* start *

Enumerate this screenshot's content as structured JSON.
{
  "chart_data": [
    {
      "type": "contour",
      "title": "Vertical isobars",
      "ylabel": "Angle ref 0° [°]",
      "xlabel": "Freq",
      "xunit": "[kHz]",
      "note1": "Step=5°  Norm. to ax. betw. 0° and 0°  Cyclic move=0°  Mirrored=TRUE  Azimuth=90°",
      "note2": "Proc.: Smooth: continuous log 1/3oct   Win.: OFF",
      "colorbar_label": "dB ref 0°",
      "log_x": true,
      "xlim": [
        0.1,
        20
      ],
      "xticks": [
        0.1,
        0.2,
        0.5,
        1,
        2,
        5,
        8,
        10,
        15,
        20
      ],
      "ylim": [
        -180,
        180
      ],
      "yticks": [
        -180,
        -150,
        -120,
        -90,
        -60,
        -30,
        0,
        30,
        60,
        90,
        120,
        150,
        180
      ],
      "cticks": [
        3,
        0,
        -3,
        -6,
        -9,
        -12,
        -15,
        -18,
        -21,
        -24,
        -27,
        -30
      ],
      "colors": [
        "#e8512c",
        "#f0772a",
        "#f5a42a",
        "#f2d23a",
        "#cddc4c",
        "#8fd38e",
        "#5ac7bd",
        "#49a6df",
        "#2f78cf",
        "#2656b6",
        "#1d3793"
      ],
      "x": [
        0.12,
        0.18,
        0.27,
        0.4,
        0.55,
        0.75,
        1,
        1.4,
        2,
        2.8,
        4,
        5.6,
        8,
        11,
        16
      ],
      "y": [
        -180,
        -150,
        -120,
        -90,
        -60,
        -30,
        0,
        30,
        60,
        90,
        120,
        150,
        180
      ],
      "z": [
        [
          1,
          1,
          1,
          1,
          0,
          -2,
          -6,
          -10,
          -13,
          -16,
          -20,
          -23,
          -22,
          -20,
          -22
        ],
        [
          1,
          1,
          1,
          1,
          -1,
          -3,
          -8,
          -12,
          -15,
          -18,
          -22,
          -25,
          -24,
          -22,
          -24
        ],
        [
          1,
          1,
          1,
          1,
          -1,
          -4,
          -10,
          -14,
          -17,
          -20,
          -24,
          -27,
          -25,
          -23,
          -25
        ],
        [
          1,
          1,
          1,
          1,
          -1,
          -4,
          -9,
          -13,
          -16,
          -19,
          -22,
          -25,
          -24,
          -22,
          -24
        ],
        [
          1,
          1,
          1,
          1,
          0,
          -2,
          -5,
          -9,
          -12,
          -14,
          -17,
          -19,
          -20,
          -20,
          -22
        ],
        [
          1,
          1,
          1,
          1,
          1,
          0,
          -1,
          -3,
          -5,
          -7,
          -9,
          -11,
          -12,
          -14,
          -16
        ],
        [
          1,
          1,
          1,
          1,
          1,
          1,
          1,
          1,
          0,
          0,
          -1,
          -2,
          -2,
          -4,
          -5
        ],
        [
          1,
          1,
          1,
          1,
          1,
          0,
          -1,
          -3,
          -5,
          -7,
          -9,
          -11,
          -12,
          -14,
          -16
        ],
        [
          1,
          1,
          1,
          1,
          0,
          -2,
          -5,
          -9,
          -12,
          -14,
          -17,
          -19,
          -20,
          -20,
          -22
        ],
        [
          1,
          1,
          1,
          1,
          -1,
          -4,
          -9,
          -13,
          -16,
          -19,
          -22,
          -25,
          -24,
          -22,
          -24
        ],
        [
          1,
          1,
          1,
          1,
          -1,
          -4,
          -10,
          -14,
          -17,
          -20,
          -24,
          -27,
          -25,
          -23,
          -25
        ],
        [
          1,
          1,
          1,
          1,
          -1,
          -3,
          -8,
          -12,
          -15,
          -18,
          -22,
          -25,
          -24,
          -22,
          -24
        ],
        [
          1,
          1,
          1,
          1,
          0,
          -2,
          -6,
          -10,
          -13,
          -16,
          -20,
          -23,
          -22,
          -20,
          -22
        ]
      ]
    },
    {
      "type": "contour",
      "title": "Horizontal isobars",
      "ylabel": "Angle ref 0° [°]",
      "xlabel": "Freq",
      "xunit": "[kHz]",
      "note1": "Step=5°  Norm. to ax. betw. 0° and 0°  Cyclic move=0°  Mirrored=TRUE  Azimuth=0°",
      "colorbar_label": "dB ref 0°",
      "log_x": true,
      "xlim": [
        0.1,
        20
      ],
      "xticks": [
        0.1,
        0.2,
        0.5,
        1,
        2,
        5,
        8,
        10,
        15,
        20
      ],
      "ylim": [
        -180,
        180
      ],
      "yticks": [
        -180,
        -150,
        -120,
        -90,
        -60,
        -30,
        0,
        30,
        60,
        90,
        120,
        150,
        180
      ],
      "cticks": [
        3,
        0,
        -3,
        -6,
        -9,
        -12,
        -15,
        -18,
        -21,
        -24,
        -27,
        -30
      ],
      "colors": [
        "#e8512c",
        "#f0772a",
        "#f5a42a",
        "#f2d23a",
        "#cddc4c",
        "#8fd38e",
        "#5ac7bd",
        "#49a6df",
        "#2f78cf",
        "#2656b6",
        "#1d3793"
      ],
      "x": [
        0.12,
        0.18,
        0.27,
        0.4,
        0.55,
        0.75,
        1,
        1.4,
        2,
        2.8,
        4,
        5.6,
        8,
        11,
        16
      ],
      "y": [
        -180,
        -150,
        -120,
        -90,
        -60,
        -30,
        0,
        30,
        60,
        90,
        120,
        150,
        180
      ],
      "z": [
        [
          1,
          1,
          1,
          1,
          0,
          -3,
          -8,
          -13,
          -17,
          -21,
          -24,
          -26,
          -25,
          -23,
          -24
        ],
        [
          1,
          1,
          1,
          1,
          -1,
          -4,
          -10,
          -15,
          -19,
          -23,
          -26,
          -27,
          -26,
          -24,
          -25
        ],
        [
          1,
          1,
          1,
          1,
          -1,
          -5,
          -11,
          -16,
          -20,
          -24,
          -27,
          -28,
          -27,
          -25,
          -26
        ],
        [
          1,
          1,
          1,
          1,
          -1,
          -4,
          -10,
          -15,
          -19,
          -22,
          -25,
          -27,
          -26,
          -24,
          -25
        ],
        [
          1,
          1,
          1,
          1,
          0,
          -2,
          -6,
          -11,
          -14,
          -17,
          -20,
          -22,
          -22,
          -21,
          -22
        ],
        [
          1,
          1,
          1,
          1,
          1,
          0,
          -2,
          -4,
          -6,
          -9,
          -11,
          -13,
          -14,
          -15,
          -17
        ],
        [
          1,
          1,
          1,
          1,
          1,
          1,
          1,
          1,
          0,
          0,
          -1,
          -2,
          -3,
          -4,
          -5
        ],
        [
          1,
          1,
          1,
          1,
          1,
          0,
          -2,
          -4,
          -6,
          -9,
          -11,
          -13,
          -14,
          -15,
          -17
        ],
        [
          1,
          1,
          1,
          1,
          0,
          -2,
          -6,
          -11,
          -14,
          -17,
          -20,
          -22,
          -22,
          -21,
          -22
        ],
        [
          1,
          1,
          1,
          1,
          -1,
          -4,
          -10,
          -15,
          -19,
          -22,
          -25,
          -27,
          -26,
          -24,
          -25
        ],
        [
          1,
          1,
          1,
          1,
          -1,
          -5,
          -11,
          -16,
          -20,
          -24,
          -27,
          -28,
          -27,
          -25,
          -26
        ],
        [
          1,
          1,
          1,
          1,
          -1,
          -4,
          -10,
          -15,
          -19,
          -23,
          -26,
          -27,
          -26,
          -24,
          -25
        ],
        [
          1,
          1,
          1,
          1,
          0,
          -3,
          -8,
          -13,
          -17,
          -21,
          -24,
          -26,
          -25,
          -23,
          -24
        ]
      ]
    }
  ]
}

* end *

- [Exercise aim]: Return every line from the records above that holds the word "Mirrored".

- [Exercise answer]:
      "note1": "Step=5°  Norm. to ax. betw. 0° and 0°  Cyclic move=0°  Mirrored=TRUE  Azimuth=90°",
      "note1": "Step=5°  Norm. to ax. betw. 0° and 0°  Cyclic move=0°  Mirrored=TRUE  Azimuth=0°",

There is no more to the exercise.